INSTRUCTIONS FOR THE TASK
Identify the lines that contain the word "inconsistent" and copy each one.
start RECORDS FOR PROCESSING
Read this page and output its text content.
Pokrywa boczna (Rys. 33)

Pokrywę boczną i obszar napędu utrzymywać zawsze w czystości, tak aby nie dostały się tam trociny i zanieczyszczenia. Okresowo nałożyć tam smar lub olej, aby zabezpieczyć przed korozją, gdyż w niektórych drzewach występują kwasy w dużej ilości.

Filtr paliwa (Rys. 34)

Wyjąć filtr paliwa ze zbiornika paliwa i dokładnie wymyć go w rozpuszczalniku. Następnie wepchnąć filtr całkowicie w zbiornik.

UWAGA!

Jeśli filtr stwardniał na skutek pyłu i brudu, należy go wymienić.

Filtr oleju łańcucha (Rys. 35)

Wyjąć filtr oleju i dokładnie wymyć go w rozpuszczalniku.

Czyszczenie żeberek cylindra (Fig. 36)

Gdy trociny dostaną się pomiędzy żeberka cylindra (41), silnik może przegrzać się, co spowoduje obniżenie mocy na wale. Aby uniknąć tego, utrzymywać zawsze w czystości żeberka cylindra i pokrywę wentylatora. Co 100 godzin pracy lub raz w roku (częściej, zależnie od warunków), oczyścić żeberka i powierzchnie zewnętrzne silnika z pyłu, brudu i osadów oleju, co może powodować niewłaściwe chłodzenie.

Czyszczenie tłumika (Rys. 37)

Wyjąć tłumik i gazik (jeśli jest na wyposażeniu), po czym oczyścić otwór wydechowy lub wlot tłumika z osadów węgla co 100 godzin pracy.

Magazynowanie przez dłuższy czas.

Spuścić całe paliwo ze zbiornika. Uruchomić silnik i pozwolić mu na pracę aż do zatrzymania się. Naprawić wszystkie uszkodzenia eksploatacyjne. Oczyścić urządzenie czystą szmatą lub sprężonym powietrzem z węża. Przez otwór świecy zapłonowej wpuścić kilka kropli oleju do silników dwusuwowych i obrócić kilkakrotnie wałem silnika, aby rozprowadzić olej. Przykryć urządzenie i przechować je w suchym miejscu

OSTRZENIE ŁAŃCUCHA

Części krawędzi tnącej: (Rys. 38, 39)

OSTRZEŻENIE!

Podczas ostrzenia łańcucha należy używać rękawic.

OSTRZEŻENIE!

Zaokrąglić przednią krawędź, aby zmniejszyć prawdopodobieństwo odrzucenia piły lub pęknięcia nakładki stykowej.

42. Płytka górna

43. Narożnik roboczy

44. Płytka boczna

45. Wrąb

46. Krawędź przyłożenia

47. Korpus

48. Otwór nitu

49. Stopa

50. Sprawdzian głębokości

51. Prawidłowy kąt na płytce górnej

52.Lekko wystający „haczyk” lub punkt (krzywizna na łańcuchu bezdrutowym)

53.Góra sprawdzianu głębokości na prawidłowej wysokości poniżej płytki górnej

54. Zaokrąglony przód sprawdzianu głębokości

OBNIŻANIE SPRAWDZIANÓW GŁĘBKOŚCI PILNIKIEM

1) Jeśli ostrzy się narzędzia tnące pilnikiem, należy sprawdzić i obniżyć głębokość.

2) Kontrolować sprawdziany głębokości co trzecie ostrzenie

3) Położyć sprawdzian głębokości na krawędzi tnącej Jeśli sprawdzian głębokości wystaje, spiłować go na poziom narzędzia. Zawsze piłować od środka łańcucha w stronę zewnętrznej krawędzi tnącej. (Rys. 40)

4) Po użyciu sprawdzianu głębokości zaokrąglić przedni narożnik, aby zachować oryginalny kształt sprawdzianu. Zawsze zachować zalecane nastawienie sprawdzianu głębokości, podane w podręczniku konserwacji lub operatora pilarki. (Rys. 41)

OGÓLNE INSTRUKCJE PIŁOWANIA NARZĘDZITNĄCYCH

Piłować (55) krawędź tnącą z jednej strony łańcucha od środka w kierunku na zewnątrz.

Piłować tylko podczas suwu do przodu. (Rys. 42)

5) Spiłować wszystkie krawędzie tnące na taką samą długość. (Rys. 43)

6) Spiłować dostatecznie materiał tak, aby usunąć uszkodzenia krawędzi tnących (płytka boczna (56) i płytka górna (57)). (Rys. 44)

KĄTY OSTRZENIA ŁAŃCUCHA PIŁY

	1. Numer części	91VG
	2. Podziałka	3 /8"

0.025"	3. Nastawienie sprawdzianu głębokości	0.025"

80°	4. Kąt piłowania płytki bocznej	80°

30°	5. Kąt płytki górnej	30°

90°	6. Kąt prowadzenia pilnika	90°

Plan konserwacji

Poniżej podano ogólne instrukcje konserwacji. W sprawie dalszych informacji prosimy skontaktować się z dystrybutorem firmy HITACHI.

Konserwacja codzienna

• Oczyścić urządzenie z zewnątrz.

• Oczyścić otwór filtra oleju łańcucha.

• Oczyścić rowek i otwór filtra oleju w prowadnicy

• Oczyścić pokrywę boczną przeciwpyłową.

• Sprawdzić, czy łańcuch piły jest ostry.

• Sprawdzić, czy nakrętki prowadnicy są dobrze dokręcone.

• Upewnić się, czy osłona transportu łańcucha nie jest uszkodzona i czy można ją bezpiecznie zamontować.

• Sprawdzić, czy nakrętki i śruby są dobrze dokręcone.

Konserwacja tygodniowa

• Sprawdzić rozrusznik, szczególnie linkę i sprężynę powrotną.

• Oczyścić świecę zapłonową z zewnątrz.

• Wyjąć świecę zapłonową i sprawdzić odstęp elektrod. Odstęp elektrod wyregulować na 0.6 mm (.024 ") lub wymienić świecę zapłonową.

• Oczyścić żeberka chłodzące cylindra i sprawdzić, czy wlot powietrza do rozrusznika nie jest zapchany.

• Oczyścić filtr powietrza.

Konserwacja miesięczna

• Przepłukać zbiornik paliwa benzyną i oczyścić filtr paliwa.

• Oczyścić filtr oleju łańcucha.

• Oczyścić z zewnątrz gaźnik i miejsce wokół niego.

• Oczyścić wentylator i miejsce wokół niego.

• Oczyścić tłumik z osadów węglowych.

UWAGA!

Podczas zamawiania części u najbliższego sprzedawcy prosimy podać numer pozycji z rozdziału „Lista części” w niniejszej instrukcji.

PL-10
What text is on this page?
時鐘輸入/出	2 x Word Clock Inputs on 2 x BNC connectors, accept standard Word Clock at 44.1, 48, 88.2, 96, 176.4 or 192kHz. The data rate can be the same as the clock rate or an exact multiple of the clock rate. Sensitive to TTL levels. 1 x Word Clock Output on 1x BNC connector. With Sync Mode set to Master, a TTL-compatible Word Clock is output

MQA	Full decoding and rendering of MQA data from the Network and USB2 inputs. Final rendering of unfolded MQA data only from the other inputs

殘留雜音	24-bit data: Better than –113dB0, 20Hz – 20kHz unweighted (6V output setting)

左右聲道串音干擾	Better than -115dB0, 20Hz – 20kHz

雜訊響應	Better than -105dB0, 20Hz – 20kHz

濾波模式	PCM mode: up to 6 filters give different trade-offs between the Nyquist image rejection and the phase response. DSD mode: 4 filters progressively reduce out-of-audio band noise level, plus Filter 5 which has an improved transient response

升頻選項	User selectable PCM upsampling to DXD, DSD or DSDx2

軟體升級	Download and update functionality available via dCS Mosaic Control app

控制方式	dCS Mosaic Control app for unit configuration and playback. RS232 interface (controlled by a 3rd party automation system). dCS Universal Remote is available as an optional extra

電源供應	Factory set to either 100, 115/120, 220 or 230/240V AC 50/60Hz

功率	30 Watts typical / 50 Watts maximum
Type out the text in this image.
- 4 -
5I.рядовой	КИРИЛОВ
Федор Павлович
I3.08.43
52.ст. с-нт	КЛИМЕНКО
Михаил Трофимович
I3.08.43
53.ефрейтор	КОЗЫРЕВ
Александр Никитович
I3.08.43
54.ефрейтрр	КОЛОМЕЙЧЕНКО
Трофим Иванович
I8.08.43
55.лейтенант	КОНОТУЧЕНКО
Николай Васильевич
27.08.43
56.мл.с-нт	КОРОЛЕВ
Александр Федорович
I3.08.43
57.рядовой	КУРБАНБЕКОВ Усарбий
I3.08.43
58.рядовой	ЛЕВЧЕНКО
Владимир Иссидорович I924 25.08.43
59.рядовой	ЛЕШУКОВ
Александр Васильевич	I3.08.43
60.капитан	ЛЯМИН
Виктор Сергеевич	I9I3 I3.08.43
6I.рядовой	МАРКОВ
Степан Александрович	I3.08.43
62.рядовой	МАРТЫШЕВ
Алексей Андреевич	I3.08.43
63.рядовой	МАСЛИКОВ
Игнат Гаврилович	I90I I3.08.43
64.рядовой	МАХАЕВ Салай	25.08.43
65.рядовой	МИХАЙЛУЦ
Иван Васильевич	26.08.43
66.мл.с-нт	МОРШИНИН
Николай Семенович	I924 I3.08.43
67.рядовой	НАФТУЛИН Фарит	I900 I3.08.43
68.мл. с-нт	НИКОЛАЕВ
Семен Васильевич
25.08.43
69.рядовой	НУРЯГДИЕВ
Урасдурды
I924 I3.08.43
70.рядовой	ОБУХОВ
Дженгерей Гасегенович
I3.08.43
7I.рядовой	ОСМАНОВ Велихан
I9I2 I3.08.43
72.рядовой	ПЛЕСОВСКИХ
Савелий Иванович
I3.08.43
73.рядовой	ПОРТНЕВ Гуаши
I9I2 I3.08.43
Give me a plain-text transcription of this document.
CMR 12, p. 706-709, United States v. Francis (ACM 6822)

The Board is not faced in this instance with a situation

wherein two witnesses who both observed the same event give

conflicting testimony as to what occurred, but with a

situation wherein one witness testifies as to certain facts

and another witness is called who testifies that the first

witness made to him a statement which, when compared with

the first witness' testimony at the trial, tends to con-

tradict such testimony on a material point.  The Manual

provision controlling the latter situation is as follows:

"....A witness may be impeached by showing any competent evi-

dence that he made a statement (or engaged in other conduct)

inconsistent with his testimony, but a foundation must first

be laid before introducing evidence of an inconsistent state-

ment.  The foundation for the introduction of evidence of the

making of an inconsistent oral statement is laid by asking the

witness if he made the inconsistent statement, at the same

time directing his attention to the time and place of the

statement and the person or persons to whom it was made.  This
end RECORDS FOR PROCESSING
TASK ANSWER
inconsistent with his testimony, but a foundation must first
be laid before introducing evidence of an inconsistent state-
making of an inconsistent oral statement is laid by asking the
witness if he made the inconsistent statement, at the same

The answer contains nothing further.